| PROBLEM DETAILS |
No pictures in the copy, please: retype all the records exactly.

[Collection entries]
Content starts
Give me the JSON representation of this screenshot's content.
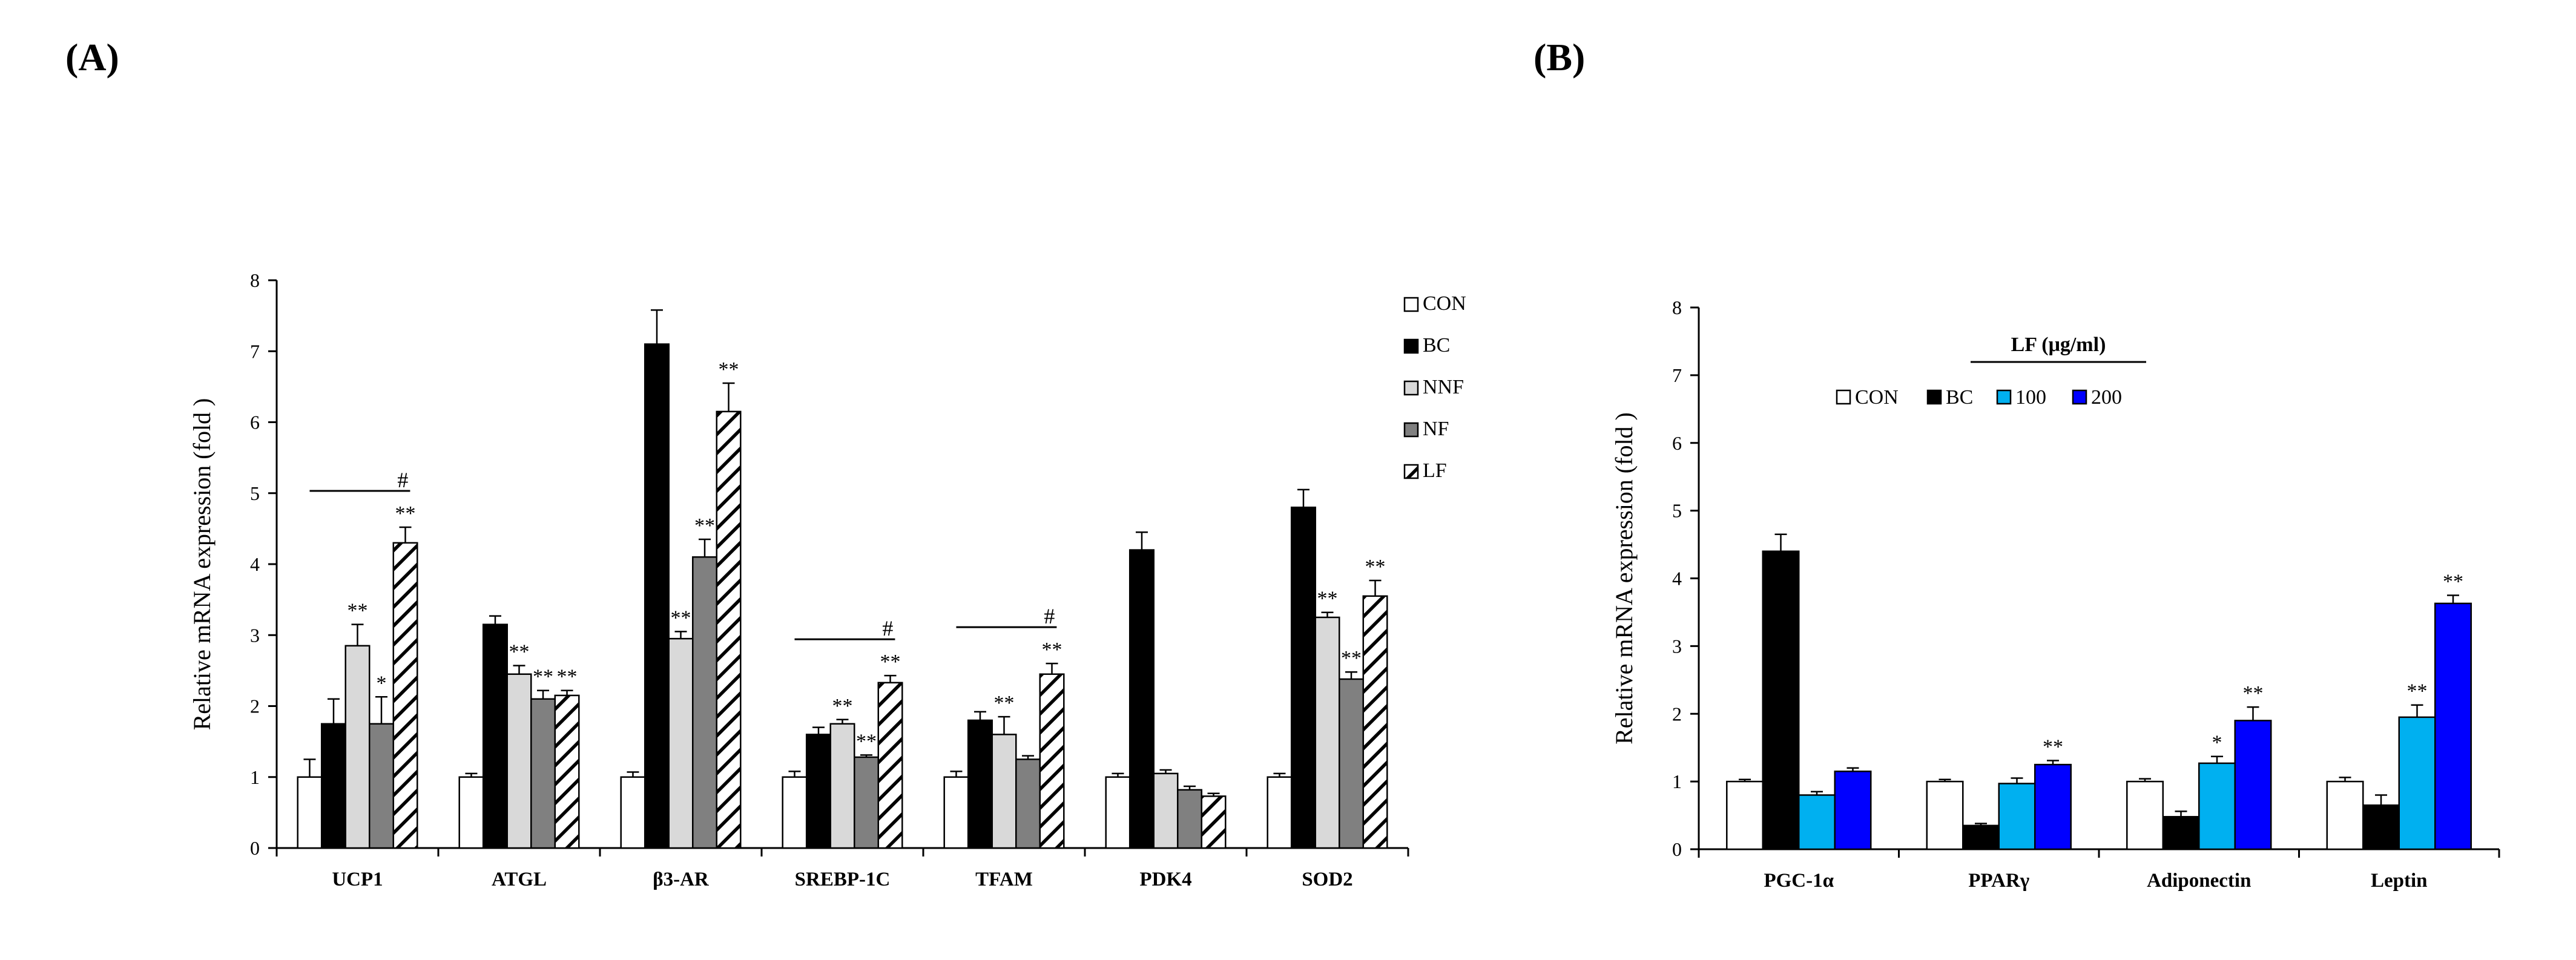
{
  "panel_labels": {
    "a": "(A)",
    "b": "(B)"
  },
  "chart_data": [
    {
      "type": "bar",
      "panel": "(A)",
      "title": "",
      "xlabel": "",
      "ylabel": "Relative  mRNA expression (fold )",
      "ylim": [
        0,
        8
      ],
      "yticks": [
        "0",
        "1",
        "2",
        "3",
        "4",
        "5",
        "6",
        "7",
        "8"
      ],
      "legend_position": "right",
      "categories": [
        "UCP1",
        "ATGL",
        "β3-AR",
        "SREBP-1C",
        "TFAM",
        "PDK4",
        "SOD2"
      ],
      "series": [
        {
          "name": "CON",
          "color": "#ffffff",
          "pattern": "none",
          "values": [
            1.0,
            1.0,
            1.0,
            1.0,
            1.0,
            1.0,
            1.0
          ],
          "errors": [
            0.25,
            0.05,
            0.07,
            0.08,
            0.08,
            0.05,
            0.05
          ],
          "marks": [
            "",
            "",
            "",
            "",
            "",
            "",
            ""
          ]
        },
        {
          "name": "BC",
          "color": "#000000",
          "pattern": "none",
          "values": [
            1.75,
            3.15,
            7.1,
            1.6,
            1.8,
            4.2,
            4.8
          ],
          "errors": [
            0.35,
            0.12,
            0.48,
            0.1,
            0.12,
            0.25,
            0.25
          ],
          "marks": [
            "",
            "",
            "",
            "",
            "",
            "",
            ""
          ]
        },
        {
          "name": "NNF",
          "color": "#d9d9d9",
          "pattern": "none",
          "values": [
            2.85,
            2.45,
            2.95,
            1.75,
            1.6,
            1.05,
            3.25
          ],
          "errors": [
            0.3,
            0.12,
            0.1,
            0.06,
            0.25,
            0.05,
            0.07
          ],
          "marks": [
            "**",
            "**",
            "**",
            "**",
            "**",
            "",
            "**"
          ]
        },
        {
          "name": "NF",
          "color": "#808080",
          "pattern": "none",
          "values": [
            1.75,
            2.1,
            4.1,
            1.28,
            1.25,
            0.82,
            2.38
          ],
          "errors": [
            0.38,
            0.12,
            0.25,
            0.03,
            0.05,
            0.05,
            0.1
          ],
          "marks": [
            "*",
            "**",
            "**",
            "**",
            "",
            "",
            "**"
          ]
        },
        {
          "name": "LF",
          "color": "#ffffff",
          "pattern": "hatch",
          "values": [
            4.3,
            2.15,
            6.15,
            2.33,
            2.45,
            0.73,
            3.55
          ],
          "errors": [
            0.22,
            0.07,
            0.4,
            0.1,
            0.15,
            0.04,
            0.22
          ],
          "marks": [
            "**",
            "**",
            "**",
            "**",
            "**",
            "",
            "**"
          ]
        }
      ],
      "significance_bars": [
        {
          "category": "UCP1",
          "label": "#"
        },
        {
          "category": "SREBP-1C",
          "label": "#"
        },
        {
          "category": "TFAM",
          "label": "#"
        }
      ]
    },
    {
      "type": "bar",
      "panel": "(B)",
      "title": "",
      "xlabel": "",
      "ylabel": "Relative  mRNA expression (fold )",
      "ylim": [
        0,
        8
      ],
      "yticks": [
        "0",
        "1",
        "2",
        "3",
        "4",
        "5",
        "6",
        "7",
        "8"
      ],
      "legend_title": "LF (μg/ml)",
      "legend_position": "top-center",
      "categories": [
        "PGC-1α",
        "PPARγ",
        "Adiponectin",
        "Leptin"
      ],
      "series": [
        {
          "name": "CON",
          "color": "#ffffff",
          "values": [
            1.0,
            1.0,
            1.0,
            1.0
          ],
          "errors": [
            0.03,
            0.03,
            0.04,
            0.06
          ],
          "marks": [
            "",
            "",
            "",
            ""
          ]
        },
        {
          "name": "BC",
          "color": "#000000",
          "values": [
            4.4,
            0.35,
            0.48,
            0.65
          ],
          "errors": [
            0.25,
            0.03,
            0.08,
            0.15
          ],
          "marks": [
            "",
            "",
            "",
            ""
          ]
        },
        {
          "name": "100",
          "color": "#00b0f0",
          "values": [
            0.8,
            0.97,
            1.27,
            1.95
          ],
          "errors": [
            0.05,
            0.08,
            0.1,
            0.18
          ],
          "marks": [
            "",
            "",
            "*",
            "**"
          ]
        },
        {
          "name": "200",
          "color": "#0000ff",
          "values": [
            1.15,
            1.25,
            1.9,
            3.63
          ],
          "errors": [
            0.05,
            0.06,
            0.2,
            0.12
          ],
          "marks": [
            "",
            "**",
            "**",
            "**"
          ]
        }
      ]
    }
  ]
}
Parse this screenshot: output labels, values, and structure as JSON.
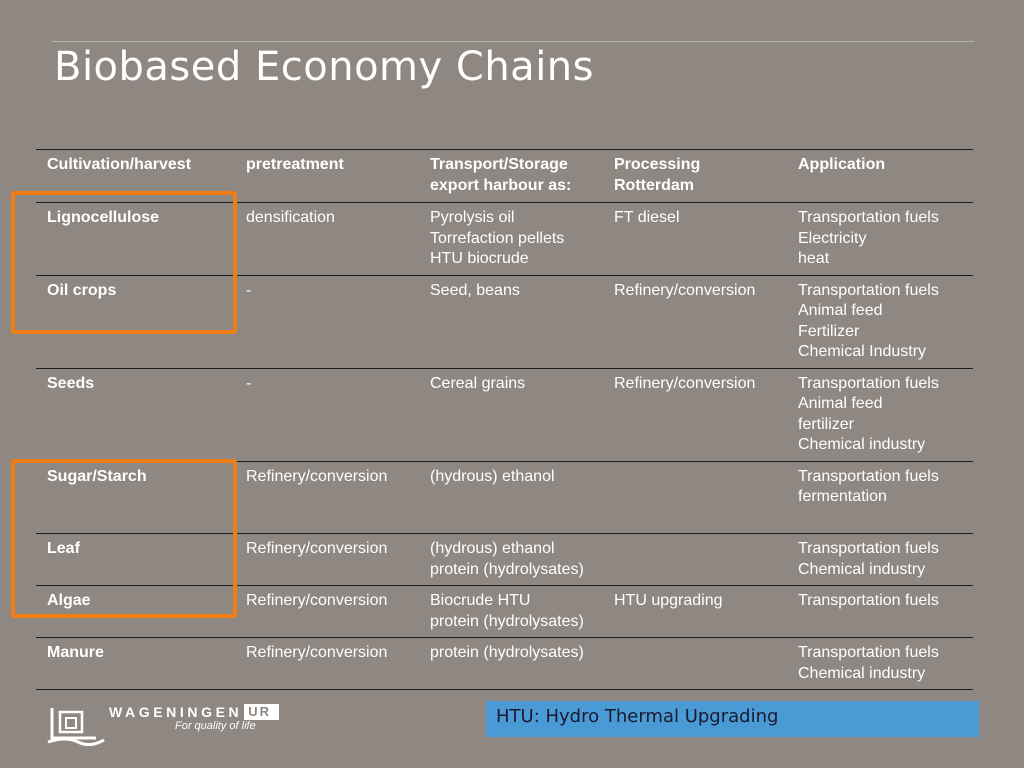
{
  "slide": {
    "title": "Biobased Economy Chains"
  },
  "table": {
    "headers": [
      [
        "Cultivation/harvest"
      ],
      [
        "pretreatment"
      ],
      [
        "Transport/Storage",
        "export harbour as:"
      ],
      [
        "Processing",
        "Rotterdam"
      ],
      [
        "Application"
      ]
    ],
    "rows": [
      {
        "source": "Lignocellulose",
        "pretreatment": [
          "densification"
        ],
        "transport": [
          "Pyrolysis oil",
          "Torrefaction pellets",
          "HTU biocrude"
        ],
        "processing": [
          "FT diesel"
        ],
        "application": [
          "Transportation fuels",
          "Electricity",
          "heat"
        ]
      },
      {
        "source": "Oil crops",
        "pretreatment": [
          "-"
        ],
        "transport": [
          "Seed, beans"
        ],
        "processing": [
          "Refinery/conversion"
        ],
        "application": [
          "Transportation fuels",
          "Animal feed",
          "Fertilizer",
          "Chemical Industry"
        ]
      },
      {
        "source": "Seeds",
        "pretreatment": [
          "-"
        ],
        "transport": [
          "Cereal grains"
        ],
        "processing": [
          "Refinery/conversion"
        ],
        "application": [
          "Transportation fuels",
          "Animal feed",
          "fertilizer",
          "Chemical industry"
        ]
      },
      {
        "source": "Sugar/Starch",
        "pretreatment": [
          "Refinery/conversion"
        ],
        "transport": [
          "(hydrous) ethanol"
        ],
        "processing": [],
        "application": [
          "Transportation fuels",
          "fermentation",
          ""
        ]
      },
      {
        "source": "Leaf",
        "pretreatment": [
          "Refinery/conversion"
        ],
        "transport": [
          "(hydrous) ethanol",
          "protein (hydrolysates)"
        ],
        "processing": [],
        "application": [
          "Transportation fuels",
          "Chemical industry"
        ]
      },
      {
        "source": "Algae",
        "pretreatment": [
          "Refinery/conversion"
        ],
        "transport": [
          "Biocrude HTU",
          "protein (hydrolysates)"
        ],
        "processing": [
          "HTU upgrading"
        ],
        "application": [
          "Transportation fuels"
        ]
      },
      {
        "source": "Manure",
        "pretreatment": [
          "Refinery/conversion"
        ],
        "transport": [
          "protein (hydrolysates)"
        ],
        "processing": [],
        "application": [
          "Transportation fuels",
          "Chemical industry"
        ]
      }
    ]
  },
  "highlights": {
    "color": "#f07c14"
  },
  "logo": {
    "name": "WAGENINGEN",
    "suffix": "UR",
    "tagline": "For quality of life",
    "icon": "wageningen-logo-mark"
  },
  "footnote": {
    "text": "HTU: Hydro Thermal Upgrading",
    "background": "#4a9ad6"
  },
  "colors": {
    "background": "#8f8781",
    "text": "#ffffff",
    "rule": "#1e1e1e"
  }
}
Content ends
| ANSWER FOR THE TASK |
Give me the JSON representation of this screenshot's content.
{
  "panel_labels": {
    "a": "(A)",
    "b": "(B)"
  },
  "chart_data": [
    {
      "type": "bar",
      "panel": "(A)",
      "title": "",
      "xlabel": "",
      "ylabel": "Relative  mRNA expression (fold )",
      "ylim": [
        0,
        8
      ],
      "yticks": [
        "0",
        "1",
        "2",
        "3",
        "4",
        "5",
        "6",
        "7",
        "8"
      ],
      "legend_position": "right",
      "categories": [
        "UCP1",
        "ATGL",
        "β3-AR",
        "SREBP-1C",
        "TFAM",
        "PDK4",
        "SOD2"
      ],
      "series": [
        {
          "name": "CON",
          "color": "#ffffff",
          "pattern": "none",
          "values": [
            1.0,
            1.0,
            1.0,
            1.0,
            1.0,
            1.0,
            1.0
          ],
          "errors": [
            0.25,
            0.05,
            0.07,
            0.08,
            0.08,
            0.05,
            0.05
          ],
          "marks": [
            "",
            "",
            "",
            "",
            "",
            "",
            ""
          ]
        },
        {
          "name": "BC",
          "color": "#000000",
          "pattern": "none",
          "values": [
            1.75,
            3.15,
            7.1,
            1.6,
            1.8,
            4.2,
            4.8
          ],
          "errors": [
            0.35,
            0.12,
            0.48,
            0.1,
            0.12,
            0.25,
            0.25
          ],
          "marks": [
            "",
            "",
            "",
            "",
            "",
            "",
            ""
          ]
        },
        {
          "name": "NNF",
          "color": "#d9d9d9",
          "pattern": "none",
          "values": [
            2.85,
            2.45,
            2.95,
            1.75,
            1.6,
            1.05,
            3.25
          ],
          "errors": [
            0.3,
            0.12,
            0.1,
            0.06,
            0.25,
            0.05,
            0.07
          ],
          "marks": [
            "**",
            "**",
            "**",
            "**",
            "**",
            "",
            "**"
          ]
        },
        {
          "name": "NF",
          "color": "#808080",
          "pattern": "none",
          "values": [
            1.75,
            2.1,
            4.1,
            1.28,
            1.25,
            0.82,
            2.38
          ],
          "errors": [
            0.38,
            0.12,
            0.25,
            0.03,
            0.05,
            0.05,
            0.1
          ],
          "marks": [
            "*",
            "**",
            "**",
            "**",
            "",
            "",
            "**"
          ]
        },
        {
          "name": "LF",
          "color": "#ffffff",
          "pattern": "hatch",
          "values": [
            4.3,
            2.15,
            6.15,
            2.33,
            2.45,
            0.73,
            3.55
          ],
          "errors": [
            0.22,
            0.07,
            0.4,
            0.1,
            0.15,
            0.04,
            0.22
          ],
          "marks": [
            "**",
            "**",
            "**",
            "**",
            "**",
            "",
            "**"
          ]
        }
      ],
      "significance_bars": [
        {
          "category": "UCP1",
          "label": "#"
        },
        {
          "category": "SREBP-1C",
          "label": "#"
        },
        {
          "category": "TFAM",
          "label": "#"
        }
      ]
    },
    {
      "type": "bar",
      "panel": "(B)",
      "title": "",
      "xlabel": "",
      "ylabel": "Relative  mRNA expression (fold )",
      "ylim": [
        0,
        8
      ],
      "yticks": [
        "0",
        "1",
        "2",
        "3",
        "4",
        "5",
        "6",
        "7",
        "8"
      ],
      "legend_title": "LF (μg/ml)",
      "legend_position": "top-center",
      "categories": [
        "PGC-1α",
        "PPARγ",
        "Adiponectin",
        "Leptin"
      ],
      "series": [
        {
          "name": "CON",
          "color": "#ffffff",
          "values": [
            1.0,
            1.0,
            1.0,
            1.0
          ],
          "errors": [
            0.03,
            0.03,
            0.04,
            0.06
          ],
          "marks": [
            "",
            "",
            "",
            ""
          ]
        },
        {
          "name": "BC",
          "color": "#000000",
          "values": [
            4.4,
            0.35,
            0.48,
            0.65
          ],
          "errors": [
            0.25,
            0.03,
            0.08,
            0.15
          ],
          "marks": [
            "",
            "",
            "",
            ""
          ]
        },
        {
          "name": "100",
          "color": "#00b0f0",
          "values": [
            0.8,
            0.97,
            1.27,
            1.95
          ],
          "errors": [
            0.05,
            0.08,
            0.1,
            0.18
          ],
          "marks": [
            "",
            "",
            "*",
            "**"
          ]
        },
        {
          "name": "200",
          "color": "#0000ff",
          "values": [
            1.15,
            1.25,
            1.9,
            3.63
          ],
          "errors": [
            0.05,
            0.06,
            0.2,
            0.12
          ],
          "marks": [
            "",
            "**",
            "**",
            "**"
          ]
        }
      ]
    }
  ]
}
Parse this screenshot: output labels, values, and structure as JSON.
{
  "slide": {
    "title": "Biobased Economy Chains"
  },
  "table": {
    "headers": [
      [
        "Cultivation/harvest"
      ],
      [
        "pretreatment"
      ],
      [
        "Transport/Storage",
        "export harbour as:"
      ],
      [
        "Processing",
        "Rotterdam"
      ],
      [
        "Application"
      ]
    ],
    "rows": [
      {
        "source": "Lignocellulose",
        "pretreatment": [
          "densification"
        ],
        "transport": [
          "Pyrolysis oil",
          "Torrefaction pellets",
          "HTU biocrude"
        ],
        "processing": [
          "FT diesel"
        ],
        "application": [
          "Transportation fuels",
          "Electricity",
          "heat"
        ]
      },
      {
        "source": "Oil crops",
        "pretreatment": [
          "-"
        ],
        "transport": [
          "Seed, beans"
        ],
        "processing": [
          "Refinery/conversion"
        ],
        "application": [
          "Transportation fuels",
          "Animal feed",
          "Fertilizer",
          "Chemical Industry"
        ]
      },
      {
        "source": "Seeds",
        "pretreatment": [
          "-"
        ],
        "transport": [
          "Cereal grains"
        ],
        "processing": [
          "Refinery/conversion"
        ],
        "application": [
          "Transportation fuels",
          "Animal feed",
          "fertilizer",
          "Chemical industry"
        ]
      },
      {
        "source": "Sugar/Starch",
        "pretreatment": [
          "Refinery/conversion"
        ],
        "transport": [
          "(hydrous) ethanol"
        ],
        "processing": [],
        "application": [
          "Transportation fuels",
          "fermentation",
          ""
        ]
      },
      {
        "source": "Leaf",
        "pretreatment": [
          "Refinery/conversion"
        ],
        "transport": [
          "(hydrous) ethanol",
          "protein (hydrolysates)"
        ],
        "processing": [],
        "application": [
          "Transportation fuels",
          "Chemical industry"
        ]
      },
      {
        "source": "Algae",
        "pretreatment": [
          "Refinery/conversion"
        ],
        "transport": [
          "Biocrude HTU",
          "protein (hydrolysates)"
        ],
        "processing": [
          "HTU upgrading"
        ],
        "application": [
          "Transportation fuels"
        ]
      },
      {
        "source": "Manure",
        "pretreatment": [
          "Refinery/conversion"
        ],
        "transport": [
          "protein (hydrolysates)"
        ],
        "processing": [],
        "application": [
          "Transportation fuels",
          "Chemical industry"
        ]
      }
    ]
  },
  "highlights": {
    "color": "#f07c14"
  },
  "logo": {
    "name": "WAGENINGEN",
    "suffix": "UR",
    "tagline": "For quality of life",
    "icon": "wageningen-logo-mark"
  },
  "footnote": {
    "text": "HTU: Hydro Thermal Upgrading",
    "background": "#4a9ad6"
  },
  "colors": {
    "background": "#8f8781",
    "text": "#ffffff",
    "rule": "#1e1e1e"
  }
}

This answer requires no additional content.